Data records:
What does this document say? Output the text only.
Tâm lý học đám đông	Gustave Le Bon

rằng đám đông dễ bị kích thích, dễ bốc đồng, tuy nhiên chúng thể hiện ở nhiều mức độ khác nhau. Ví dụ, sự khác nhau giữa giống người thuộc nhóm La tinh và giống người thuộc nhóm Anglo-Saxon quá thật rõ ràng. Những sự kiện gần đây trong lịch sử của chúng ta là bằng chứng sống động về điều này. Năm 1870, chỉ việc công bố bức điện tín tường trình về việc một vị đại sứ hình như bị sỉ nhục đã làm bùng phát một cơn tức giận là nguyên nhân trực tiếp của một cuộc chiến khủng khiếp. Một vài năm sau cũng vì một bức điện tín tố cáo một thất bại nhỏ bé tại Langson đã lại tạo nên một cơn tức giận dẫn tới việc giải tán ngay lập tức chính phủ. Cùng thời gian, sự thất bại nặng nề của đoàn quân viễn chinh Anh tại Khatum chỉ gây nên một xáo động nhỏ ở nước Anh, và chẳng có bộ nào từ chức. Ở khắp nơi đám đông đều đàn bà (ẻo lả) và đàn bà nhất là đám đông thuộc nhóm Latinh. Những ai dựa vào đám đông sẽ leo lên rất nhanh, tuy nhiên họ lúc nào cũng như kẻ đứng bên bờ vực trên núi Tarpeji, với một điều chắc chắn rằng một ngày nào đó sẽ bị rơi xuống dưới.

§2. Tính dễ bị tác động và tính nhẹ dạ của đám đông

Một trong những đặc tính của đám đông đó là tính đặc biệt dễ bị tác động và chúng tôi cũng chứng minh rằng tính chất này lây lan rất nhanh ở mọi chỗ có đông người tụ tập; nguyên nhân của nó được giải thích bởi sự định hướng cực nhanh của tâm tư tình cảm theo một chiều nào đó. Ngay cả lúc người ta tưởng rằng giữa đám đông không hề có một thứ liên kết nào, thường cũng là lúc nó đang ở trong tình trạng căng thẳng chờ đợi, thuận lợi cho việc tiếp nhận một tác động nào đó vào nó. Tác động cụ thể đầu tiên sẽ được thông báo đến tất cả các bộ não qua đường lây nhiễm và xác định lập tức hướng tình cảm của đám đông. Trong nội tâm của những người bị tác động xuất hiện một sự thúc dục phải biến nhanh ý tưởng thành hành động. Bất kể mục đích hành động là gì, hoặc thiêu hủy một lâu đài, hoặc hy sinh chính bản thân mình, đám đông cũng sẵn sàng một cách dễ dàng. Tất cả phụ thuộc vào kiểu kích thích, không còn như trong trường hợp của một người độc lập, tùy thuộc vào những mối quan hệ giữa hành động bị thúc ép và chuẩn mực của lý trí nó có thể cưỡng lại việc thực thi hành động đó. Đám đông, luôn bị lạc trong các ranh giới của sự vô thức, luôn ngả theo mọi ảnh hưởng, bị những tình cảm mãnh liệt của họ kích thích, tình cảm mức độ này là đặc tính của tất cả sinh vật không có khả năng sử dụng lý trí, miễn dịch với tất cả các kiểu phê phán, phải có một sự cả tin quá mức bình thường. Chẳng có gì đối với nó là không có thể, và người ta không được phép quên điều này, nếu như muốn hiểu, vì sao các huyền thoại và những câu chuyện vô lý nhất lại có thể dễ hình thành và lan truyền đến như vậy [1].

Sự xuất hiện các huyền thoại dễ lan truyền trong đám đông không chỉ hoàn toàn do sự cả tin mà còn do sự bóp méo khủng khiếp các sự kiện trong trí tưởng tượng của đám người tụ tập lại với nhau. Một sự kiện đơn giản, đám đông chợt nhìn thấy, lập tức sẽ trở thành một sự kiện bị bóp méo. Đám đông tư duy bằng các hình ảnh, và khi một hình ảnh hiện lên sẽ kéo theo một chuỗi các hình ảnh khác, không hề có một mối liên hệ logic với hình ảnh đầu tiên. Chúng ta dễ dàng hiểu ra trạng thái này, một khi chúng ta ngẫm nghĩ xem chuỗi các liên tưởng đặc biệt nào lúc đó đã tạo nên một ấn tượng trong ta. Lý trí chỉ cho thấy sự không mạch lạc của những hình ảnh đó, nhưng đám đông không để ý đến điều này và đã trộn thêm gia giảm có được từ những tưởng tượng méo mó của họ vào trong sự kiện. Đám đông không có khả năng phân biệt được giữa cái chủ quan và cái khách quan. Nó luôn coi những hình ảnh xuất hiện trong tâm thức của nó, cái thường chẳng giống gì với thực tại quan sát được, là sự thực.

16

▶ Task statement
Look through the material and copy each line that has "khủng".

▶ Solution to this exercise
rằng đám đông dễ bị kích thích, dễ bốc đồng, tuy nhiên chúng thể hiện ở nhiều mức độ khác nhau. Ví dụ, sự khác nhau giữa giống người thuộc nhóm La tinh và giống người thuộc nhóm Anglo-Saxon quá thật rõ ràng. Những sự kiện gần đây trong lịch sử của chúng ta là bằng chứng sống động về điều này. Năm 1870, chỉ việc công bố bức điện tín tường trình về việc một vị đại sứ hình như bị sỉ nhục đã làm bùng phát một cơn tức giận là nguyên nhân trực tiếp của một cuộc chiến khủng khiếp. Một vài năm sau cũng vì một bức điện tín tố cáo một thất bại nhỏ bé tại Langson đã lại tạo nên một cơn tức giận dẫn tới việc giải tán ngay lập tức chính phủ. Cùng thời gian, sự thất bại nặng nề của đoàn quân viễn chinh Anh tại Khatum chỉ gây nên một xáo động nhỏ ở nước Anh, và chẳng có bộ nào từ chức. Ở khắp nơi đám đông đều đàn bà (ẻo lả) và đàn bà nhất là đám đông thuộc nhóm Latinh. Những ai dựa vào đám đông sẽ leo lên rất nhanh, tuy nhiên họ lúc nào cũng như kẻ đứng bên bờ vực trên núi Tarpeji, với một điều chắc chắn rằng một ngày nào đó sẽ bị rơi xuống dưới.
Sự xuất hiện các huyền thoại dễ lan truyền trong đám đông không chỉ hoàn toàn do sự cả tin mà còn do sự bóp méo khủng khiếp các sự kiện trong trí tưởng tượng của đám người tụ tập lại với nhau. Một sự kiện đơn giản, đám đông chợt nhìn thấy, lập tức sẽ trở thành một sự kiện bị bóp méo. Đám đông tư duy bằng các hình ảnh, và khi một hình ảnh hiện lên sẽ kéo theo một chuỗi các hình ảnh khác, không hề có một mối liên hệ logic với hình ảnh đầu tiên. Chúng ta dễ dàng hiểu ra trạng thái này, một khi chúng ta ngẫm nghĩ xem chuỗi các liên tưởng đặc biệt nào lúc đó đã tạo nên một ấn tượng trong ta. Lý trí chỉ cho thấy sự không mạch lạc của những hình ảnh đó, nhưng đám đông không để ý đến điều này và đã trộn thêm gia giảm có được từ những tưởng tượng méo mó của họ vào trong sự kiện. Đám đông không có khả năng phân biệt được giữa cái chủ quan và cái khách quan. Nó luôn coi những hình ảnh xuất hiện trong tâm thức của nó, cái thường chẳng giống gì với thực tại quan sát được, là sự thực.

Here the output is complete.